→ WHAT THIS TASK INVOLVES
Show only lines that include "Crypto".

[Data entries for graphics]

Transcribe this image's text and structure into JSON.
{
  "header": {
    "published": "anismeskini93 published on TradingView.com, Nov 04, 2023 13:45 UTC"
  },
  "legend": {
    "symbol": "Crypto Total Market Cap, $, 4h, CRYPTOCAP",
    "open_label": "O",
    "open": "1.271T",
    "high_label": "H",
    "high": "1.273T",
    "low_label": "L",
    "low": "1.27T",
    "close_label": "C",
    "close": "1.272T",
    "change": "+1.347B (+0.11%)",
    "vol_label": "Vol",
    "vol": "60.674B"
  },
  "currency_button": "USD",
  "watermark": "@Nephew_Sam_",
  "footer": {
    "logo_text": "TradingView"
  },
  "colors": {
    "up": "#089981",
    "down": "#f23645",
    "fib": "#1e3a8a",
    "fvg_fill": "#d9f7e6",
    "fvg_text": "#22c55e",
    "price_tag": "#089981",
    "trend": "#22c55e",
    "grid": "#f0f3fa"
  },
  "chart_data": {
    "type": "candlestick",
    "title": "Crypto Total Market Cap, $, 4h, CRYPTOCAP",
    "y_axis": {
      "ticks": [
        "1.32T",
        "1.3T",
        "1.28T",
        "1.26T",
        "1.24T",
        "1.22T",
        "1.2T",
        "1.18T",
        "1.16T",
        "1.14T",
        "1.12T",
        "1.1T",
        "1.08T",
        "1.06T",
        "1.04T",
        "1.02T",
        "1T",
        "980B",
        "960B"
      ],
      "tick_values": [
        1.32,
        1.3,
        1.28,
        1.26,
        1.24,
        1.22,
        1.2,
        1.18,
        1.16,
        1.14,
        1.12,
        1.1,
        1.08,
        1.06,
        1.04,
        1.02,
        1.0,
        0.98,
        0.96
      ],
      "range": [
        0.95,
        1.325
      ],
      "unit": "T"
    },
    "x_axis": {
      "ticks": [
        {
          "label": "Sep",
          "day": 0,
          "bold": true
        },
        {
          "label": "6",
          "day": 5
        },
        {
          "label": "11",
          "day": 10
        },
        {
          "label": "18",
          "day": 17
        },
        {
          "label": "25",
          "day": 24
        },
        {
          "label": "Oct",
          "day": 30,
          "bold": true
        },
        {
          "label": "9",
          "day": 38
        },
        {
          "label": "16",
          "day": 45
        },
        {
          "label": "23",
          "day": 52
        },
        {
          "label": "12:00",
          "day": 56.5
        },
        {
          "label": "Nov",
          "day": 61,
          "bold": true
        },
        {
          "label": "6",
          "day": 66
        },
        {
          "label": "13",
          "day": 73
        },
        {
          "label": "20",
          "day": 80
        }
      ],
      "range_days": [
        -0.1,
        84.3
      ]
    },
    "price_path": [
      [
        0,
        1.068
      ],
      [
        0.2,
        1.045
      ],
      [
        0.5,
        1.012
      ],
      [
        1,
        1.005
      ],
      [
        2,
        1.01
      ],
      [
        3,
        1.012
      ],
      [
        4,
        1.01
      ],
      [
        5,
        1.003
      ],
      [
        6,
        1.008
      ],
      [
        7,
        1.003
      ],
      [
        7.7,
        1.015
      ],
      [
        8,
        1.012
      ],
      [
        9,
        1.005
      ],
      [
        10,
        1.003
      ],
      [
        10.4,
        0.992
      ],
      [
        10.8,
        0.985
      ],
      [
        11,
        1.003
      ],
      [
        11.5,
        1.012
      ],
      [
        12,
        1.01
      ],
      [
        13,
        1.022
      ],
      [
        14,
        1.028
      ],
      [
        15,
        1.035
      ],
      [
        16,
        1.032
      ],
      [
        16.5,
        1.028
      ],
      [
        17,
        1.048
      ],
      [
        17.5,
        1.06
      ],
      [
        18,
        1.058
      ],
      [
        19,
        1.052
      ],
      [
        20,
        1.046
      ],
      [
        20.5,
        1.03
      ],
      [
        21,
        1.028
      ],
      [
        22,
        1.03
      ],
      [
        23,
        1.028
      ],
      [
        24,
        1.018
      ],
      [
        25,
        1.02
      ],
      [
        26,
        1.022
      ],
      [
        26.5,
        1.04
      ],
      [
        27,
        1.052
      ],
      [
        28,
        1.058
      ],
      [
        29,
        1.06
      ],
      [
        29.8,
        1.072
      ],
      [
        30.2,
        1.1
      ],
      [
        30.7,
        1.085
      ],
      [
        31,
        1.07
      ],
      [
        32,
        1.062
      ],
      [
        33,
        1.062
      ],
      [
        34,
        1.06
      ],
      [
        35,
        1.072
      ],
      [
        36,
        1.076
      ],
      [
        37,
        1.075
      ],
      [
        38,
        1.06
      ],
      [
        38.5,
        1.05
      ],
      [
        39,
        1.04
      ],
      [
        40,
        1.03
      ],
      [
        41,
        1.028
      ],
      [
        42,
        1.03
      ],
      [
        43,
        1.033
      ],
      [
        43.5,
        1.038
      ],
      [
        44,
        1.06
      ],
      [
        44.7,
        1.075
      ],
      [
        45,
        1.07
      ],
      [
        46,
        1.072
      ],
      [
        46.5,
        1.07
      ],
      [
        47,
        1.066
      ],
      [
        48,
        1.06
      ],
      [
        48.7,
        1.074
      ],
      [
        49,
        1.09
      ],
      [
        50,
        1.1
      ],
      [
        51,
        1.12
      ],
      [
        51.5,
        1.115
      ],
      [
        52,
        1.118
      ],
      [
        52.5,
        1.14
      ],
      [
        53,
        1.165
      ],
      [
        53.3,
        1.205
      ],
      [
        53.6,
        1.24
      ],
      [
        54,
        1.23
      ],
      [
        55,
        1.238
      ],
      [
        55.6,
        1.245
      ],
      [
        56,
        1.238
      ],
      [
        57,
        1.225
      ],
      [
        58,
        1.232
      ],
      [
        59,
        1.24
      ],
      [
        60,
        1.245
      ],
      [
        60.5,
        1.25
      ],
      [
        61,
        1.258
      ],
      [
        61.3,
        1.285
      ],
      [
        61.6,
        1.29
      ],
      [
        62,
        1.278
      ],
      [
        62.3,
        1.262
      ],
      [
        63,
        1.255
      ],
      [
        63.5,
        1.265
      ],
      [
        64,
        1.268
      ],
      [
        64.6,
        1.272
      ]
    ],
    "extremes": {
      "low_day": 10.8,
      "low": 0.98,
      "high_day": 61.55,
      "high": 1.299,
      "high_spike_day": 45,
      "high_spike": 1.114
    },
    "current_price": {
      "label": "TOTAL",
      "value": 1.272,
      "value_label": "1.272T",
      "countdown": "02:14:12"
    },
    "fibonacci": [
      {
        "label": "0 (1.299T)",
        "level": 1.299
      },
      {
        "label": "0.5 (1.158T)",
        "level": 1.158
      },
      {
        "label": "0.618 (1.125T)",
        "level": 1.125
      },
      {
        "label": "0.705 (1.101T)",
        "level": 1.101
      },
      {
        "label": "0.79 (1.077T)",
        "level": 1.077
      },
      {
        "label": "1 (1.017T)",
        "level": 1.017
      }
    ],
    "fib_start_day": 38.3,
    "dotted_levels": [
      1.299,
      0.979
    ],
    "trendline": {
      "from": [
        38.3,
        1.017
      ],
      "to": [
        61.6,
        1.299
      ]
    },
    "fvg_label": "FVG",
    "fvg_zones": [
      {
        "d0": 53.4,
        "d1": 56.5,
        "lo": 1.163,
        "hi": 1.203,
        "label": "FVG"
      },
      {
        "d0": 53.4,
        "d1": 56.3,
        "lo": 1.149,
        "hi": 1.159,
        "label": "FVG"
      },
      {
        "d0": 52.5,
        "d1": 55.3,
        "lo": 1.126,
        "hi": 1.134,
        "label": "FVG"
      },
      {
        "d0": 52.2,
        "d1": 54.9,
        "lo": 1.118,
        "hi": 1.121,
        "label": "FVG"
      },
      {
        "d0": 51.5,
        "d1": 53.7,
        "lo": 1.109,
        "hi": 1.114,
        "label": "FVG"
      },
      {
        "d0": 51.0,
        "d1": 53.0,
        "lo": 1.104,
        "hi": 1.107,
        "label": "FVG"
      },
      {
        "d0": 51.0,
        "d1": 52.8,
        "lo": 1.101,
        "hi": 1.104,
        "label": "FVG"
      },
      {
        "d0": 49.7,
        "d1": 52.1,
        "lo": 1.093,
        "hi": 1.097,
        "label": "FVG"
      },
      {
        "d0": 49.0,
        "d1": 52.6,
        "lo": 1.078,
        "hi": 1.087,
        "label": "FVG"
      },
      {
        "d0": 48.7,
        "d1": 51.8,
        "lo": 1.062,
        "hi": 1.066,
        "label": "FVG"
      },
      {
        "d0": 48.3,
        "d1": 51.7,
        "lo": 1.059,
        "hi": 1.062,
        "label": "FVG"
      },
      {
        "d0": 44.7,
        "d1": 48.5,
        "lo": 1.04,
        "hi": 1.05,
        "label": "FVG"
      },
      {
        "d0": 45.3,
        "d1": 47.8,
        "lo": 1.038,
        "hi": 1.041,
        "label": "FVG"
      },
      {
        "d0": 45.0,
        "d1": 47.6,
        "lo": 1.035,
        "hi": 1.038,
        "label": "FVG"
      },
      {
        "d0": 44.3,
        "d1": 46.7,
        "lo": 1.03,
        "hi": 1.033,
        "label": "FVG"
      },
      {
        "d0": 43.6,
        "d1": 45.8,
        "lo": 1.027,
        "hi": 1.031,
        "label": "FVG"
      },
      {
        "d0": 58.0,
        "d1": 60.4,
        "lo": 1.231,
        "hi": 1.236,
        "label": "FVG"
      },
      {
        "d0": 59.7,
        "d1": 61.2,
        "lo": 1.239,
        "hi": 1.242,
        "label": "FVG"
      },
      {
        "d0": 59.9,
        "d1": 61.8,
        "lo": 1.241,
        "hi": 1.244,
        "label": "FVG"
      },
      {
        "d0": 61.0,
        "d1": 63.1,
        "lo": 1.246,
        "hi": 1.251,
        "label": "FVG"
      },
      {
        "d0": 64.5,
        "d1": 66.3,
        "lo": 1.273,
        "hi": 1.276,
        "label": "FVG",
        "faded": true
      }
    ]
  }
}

→ COMPLETE RESPONSE
    "symbol": "Crypto Total Market Cap, $, 4h, CRYPTOCAP",
    "title": "Crypto Total Market Cap, $, 4h, CRYPTOCAP",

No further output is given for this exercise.